- **What the exercise asks**: Return the full listing exactly as it is written.

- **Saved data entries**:

----

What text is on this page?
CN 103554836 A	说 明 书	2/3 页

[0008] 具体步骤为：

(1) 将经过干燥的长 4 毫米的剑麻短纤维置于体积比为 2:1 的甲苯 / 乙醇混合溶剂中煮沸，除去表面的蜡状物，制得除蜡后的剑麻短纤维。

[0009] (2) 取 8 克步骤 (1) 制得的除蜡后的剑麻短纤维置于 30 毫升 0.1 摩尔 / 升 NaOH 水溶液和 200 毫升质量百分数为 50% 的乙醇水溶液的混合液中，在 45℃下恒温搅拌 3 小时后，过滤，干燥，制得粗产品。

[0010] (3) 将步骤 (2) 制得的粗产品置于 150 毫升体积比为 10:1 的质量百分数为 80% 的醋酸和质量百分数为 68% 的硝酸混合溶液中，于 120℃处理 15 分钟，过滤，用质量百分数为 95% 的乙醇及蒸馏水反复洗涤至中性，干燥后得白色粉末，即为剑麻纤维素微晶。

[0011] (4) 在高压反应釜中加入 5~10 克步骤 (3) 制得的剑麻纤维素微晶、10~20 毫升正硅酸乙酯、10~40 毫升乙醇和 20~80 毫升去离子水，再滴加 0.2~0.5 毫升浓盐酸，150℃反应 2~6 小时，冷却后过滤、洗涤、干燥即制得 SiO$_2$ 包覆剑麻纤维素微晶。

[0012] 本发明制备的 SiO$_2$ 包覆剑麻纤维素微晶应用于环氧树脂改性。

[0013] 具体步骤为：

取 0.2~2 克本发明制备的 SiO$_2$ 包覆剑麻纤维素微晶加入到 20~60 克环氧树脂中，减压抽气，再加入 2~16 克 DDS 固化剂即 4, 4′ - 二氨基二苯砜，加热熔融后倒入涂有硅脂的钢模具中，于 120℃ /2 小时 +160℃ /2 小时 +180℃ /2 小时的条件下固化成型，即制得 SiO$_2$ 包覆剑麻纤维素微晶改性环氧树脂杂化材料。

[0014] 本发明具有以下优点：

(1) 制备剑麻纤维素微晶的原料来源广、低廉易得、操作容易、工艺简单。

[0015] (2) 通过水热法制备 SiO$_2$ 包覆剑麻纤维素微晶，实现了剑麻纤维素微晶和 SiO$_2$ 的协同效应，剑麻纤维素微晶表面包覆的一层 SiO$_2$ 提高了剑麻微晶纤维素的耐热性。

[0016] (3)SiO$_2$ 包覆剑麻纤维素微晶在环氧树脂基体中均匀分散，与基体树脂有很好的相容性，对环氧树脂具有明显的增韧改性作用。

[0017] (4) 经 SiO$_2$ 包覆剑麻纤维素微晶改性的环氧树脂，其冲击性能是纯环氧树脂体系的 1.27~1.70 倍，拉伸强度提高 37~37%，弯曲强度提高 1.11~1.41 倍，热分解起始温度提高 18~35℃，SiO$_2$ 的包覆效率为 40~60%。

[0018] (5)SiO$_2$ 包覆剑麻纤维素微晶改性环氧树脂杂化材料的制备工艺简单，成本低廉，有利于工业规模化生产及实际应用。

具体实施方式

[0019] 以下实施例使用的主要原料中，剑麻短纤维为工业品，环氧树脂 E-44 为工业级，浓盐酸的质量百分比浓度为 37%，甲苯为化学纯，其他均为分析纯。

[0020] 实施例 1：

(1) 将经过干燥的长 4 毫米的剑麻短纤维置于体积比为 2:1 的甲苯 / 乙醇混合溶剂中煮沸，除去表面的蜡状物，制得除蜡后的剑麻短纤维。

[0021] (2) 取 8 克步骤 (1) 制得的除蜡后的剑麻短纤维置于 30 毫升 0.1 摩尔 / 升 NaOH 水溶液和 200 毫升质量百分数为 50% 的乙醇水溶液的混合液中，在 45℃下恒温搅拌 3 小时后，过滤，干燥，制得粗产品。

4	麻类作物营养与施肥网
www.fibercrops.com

----

- **Full solution**:
What text is on this page?
CN 103554836 A	说 明 书	2/3 页

[0008] 具体步骤为：

(1) 将经过干燥的长 4 毫米的剑麻短纤维置于体积比为 2:1 的甲苯 / 乙醇混合溶剂中煮沸，除去表面的蜡状物，制得除蜡后的剑麻短纤维。

[0009] (2) 取 8 克步骤 (1) 制得的除蜡后的剑麻短纤维置于 30 毫升 0.1 摩尔 / 升 NaOH 水溶液和 200 毫升质量百分数为 50% 的乙醇水溶液的混合液中，在 45℃下恒温搅拌 3 小时后，过滤，干燥，制得粗产品。

[0010] (3) 将步骤 (2) 制得的粗产品置于 150 毫升体积比为 10:1 的质量百分数为 80% 的醋酸和质量百分数为 68% 的硝酸混合溶液中，于 120℃处理 15 分钟，过滤，用质量百分数为 95% 的乙醇及蒸馏水反复洗涤至中性，干燥后得白色粉末，即为剑麻纤维素微晶。

[0011] (4) 在高压反应釜中加入 5~10 克步骤 (3) 制得的剑麻纤维素微晶、10~20 毫升正硅酸乙酯、10~40 毫升乙醇和 20~80 毫升去离子水，再滴加 0.2~0.5 毫升浓盐酸，150℃反应 2~6 小时，冷却后过滤、洗涤、干燥即制得 SiO$_2$ 包覆剑麻纤维素微晶。

[0012] 本发明制备的 SiO$_2$ 包覆剑麻纤维素微晶应用于环氧树脂改性。

[0013] 具体步骤为：

取 0.2~2 克本发明制备的 SiO$_2$ 包覆剑麻纤维素微晶加入到 20~60 克环氧树脂中，减压抽气，再加入 2~16 克 DDS 固化剂即 4, 4′ - 二氨基二苯砜，加热熔融后倒入涂有硅脂的钢模具中，于 120℃ /2 小时 +160℃ /2 小时 +180℃ /2 小时的条件下固化成型，即制得 SiO$_2$ 包覆剑麻纤维素微晶改性环氧树脂杂化材料。

[0014] 本发明具有以下优点：

(1) 制备剑麻纤维素微晶的原料来源广、低廉易得、操作容易、工艺简单。

[0015] (2) 通过水热法制备 SiO$_2$ 包覆剑麻纤维素微晶，实现了剑麻纤维素微晶和 SiO$_2$ 的协同效应，剑麻纤维素微晶表面包覆的一层 SiO$_2$ 提高了剑麻微晶纤维素的耐热性。

[0016] (3)SiO$_2$ 包覆剑麻纤维素微晶在环氧树脂基体中均匀分散，与基体树脂有很好的相容性，对环氧树脂具有明显的增韧改性作用。

[0017] (4) 经 SiO$_2$ 包覆剑麻纤维素微晶改性的环氧树脂，其冲击性能是纯环氧树脂体系的 1.27~1.70 倍，拉伸强度提高 37~37%，弯曲强度提高 1.11~1.41 倍，热分解起始温度提高 18~35℃，SiO$_2$ 的包覆效率为 40~60%。

[0018] (5)SiO$_2$ 包覆剑麻纤维素微晶改性环氧树脂杂化材料的制备工艺简单，成本低廉，有利于工业规模化生产及实际应用。

具体实施方式

[0019] 以下实施例使用的主要原料中，剑麻短纤维为工业品，环氧树脂 E-44 为工业级，浓盐酸的质量百分比浓度为 37%，甲苯为化学纯，其他均为分析纯。

[0020] 实施例 1：

(1) 将经过干燥的长 4 毫米的剑麻短纤维置于体积比为 2:1 的甲苯 / 乙醇混合溶剂中煮沸，除去表面的蜡状物，制得除蜡后的剑麻短纤维。

[0021] (2) 取 8 克步骤 (1) 制得的除蜡后的剑麻短纤维置于 30 毫升 0.1 摩尔 / 升 NaOH 水溶液和 200 毫升质量百分数为 50% 的乙醇水溶液的混合液中，在 45℃下恒温搅拌 3 小时后，过滤，干燥，制得粗产品。

4	麻类作物营养与施肥网
www.fibercrops.com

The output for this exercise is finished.